- Objective
Pick out each line of the records that includes the string "王青也表示", and copy it.

* START *

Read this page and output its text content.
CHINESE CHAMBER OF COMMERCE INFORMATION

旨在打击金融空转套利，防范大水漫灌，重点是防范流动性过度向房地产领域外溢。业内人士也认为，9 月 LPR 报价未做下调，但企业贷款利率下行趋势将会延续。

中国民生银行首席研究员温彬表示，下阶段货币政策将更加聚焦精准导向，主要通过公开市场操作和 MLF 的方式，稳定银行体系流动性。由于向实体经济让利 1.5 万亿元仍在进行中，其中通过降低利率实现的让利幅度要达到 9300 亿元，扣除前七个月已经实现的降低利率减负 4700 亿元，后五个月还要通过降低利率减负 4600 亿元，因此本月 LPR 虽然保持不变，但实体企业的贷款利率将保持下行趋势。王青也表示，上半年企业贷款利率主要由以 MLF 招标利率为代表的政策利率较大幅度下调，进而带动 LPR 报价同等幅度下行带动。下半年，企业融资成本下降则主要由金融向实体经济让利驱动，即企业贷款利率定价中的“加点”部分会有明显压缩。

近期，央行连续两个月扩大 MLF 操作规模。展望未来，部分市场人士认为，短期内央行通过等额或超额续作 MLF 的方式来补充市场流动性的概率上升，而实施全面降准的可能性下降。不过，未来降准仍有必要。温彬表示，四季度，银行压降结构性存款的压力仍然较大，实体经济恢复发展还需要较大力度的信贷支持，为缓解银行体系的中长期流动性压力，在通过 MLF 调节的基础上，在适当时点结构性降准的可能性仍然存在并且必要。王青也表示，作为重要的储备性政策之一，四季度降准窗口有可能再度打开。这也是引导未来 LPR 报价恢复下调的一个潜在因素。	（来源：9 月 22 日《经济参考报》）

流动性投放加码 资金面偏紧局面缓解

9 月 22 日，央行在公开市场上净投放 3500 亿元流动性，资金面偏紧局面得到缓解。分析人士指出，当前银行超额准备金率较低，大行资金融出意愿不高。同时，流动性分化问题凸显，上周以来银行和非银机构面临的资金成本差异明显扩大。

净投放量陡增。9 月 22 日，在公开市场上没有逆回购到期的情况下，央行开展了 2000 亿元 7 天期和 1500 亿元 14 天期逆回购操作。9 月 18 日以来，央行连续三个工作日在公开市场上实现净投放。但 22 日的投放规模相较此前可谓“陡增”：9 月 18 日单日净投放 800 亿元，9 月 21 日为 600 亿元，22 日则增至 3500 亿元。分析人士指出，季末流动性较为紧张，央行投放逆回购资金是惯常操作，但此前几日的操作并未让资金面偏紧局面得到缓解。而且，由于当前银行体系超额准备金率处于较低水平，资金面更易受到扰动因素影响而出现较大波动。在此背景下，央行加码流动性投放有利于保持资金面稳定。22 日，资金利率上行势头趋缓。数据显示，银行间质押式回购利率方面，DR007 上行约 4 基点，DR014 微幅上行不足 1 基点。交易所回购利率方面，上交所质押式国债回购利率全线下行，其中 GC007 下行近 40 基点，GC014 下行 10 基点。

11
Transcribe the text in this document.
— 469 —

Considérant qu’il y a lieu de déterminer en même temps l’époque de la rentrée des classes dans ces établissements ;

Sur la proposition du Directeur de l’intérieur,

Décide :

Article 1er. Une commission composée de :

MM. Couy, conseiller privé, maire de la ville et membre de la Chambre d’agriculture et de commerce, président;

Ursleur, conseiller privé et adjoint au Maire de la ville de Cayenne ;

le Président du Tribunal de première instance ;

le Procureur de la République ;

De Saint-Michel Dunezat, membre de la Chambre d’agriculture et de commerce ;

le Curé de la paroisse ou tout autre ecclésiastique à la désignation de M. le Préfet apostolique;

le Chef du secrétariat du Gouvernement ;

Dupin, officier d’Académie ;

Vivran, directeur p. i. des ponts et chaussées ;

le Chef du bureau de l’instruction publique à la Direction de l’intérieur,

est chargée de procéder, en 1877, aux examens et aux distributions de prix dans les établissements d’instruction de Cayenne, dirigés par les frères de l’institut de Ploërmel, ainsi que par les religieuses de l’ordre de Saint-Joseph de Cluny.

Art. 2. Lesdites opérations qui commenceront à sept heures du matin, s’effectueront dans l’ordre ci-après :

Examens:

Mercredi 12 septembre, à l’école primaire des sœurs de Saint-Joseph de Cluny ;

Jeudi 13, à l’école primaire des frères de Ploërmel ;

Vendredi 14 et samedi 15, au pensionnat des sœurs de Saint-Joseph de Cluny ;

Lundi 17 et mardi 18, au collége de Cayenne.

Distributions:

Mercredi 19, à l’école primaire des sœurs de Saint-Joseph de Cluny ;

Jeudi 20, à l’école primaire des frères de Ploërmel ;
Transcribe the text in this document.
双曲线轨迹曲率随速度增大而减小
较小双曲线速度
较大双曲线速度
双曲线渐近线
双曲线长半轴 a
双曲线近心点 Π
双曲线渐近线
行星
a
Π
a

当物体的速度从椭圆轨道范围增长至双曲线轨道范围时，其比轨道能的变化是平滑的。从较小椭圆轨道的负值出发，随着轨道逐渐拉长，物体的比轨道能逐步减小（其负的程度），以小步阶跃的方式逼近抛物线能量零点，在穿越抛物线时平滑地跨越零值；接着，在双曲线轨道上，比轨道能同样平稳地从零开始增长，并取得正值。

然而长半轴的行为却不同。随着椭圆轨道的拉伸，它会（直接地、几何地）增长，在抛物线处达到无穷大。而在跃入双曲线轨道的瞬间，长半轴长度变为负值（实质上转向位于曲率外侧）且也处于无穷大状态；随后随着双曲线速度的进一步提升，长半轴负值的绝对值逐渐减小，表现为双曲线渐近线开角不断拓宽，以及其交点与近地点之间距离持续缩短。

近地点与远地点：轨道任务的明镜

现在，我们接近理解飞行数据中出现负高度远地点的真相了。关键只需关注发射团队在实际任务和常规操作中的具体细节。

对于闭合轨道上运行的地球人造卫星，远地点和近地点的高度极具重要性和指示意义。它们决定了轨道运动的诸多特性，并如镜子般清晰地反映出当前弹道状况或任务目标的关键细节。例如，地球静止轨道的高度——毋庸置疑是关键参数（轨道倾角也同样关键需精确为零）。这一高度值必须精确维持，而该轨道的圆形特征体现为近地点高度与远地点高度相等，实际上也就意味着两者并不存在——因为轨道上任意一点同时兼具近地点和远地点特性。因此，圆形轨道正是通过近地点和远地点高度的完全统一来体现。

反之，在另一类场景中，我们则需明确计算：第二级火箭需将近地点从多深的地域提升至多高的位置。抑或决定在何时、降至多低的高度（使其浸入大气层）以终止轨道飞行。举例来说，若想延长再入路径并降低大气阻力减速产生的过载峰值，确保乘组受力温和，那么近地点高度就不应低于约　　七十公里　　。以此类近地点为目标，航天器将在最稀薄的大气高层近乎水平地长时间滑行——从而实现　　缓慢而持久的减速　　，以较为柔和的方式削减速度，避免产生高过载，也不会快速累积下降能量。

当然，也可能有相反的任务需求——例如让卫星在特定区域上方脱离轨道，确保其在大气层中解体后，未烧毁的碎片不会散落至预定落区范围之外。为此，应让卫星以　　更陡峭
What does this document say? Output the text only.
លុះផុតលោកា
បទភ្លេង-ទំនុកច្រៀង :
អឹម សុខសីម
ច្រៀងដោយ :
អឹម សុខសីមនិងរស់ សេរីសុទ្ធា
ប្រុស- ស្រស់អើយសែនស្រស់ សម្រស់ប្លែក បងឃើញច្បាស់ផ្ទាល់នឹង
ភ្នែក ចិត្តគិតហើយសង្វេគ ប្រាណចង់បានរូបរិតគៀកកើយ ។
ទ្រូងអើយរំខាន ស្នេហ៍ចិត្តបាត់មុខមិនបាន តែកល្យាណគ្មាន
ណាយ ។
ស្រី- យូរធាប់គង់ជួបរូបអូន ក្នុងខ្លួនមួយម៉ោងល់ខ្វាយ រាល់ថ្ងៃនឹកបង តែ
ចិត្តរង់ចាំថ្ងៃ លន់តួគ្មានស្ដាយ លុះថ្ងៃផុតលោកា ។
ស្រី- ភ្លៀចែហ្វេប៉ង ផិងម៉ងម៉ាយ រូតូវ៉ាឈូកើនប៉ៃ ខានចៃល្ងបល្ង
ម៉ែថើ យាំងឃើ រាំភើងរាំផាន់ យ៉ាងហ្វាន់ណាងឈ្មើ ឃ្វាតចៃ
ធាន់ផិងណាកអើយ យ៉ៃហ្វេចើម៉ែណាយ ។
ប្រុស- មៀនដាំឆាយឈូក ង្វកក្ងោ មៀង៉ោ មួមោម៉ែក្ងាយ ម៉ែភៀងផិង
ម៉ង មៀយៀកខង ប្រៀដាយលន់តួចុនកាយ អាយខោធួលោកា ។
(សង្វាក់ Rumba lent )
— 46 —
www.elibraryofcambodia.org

* END *

- Solution
中国民生银行首席研究员温彬表示，下阶段货币政策将更加聚焦精准导向，主要通过公开市场操作和 MLF 的方式，稳定银行体系流动性。由于向实体经济让利 1.5 万亿元仍在进行中，其中通过降低利率实现的让利幅度要达到 9300 亿元，扣除前七个月已经实现的降低利率减负 4700 亿元，后五个月还要通过降低利率减负 4600 亿元，因此本月 LPR 虽然保持不变，但实体企业的贷款利率将保持下行趋势。王青也表示，上半年企业贷款利率主要由以 MLF 招标利率为代表的政策利率较大幅度下调，进而带动 LPR 报价同等幅度下行带动。下半年，企业融资成本下降则主要由金融向实体经济让利驱动，即企业贷款利率定价中的“加点”部分会有明显压缩。
近期，央行连续两个月扩大 MLF 操作规模。展望未来，部分市场人士认为，短期内央行通过等额或超额续作 MLF 的方式来补充市场流动性的概率上升，而实施全面降准的可能性下降。不过，未来降准仍有必要。温彬表示，四季度，银行压降结构性存款的压力仍然较大，实体经济恢复发展还需要较大力度的信贷支持，为缓解银行体系的中长期流动性压力，在通过 MLF 调节的基础上，在适当时点结构性降准的可能性仍然存在并且必要。王青也表示，作为重要的储备性政策之一，四季度降准窗口有可能再度打开。这也是引导未来 LPR 报价恢复下调的一个潜在因素。	（来源：9 月 22 日《经济参考报》）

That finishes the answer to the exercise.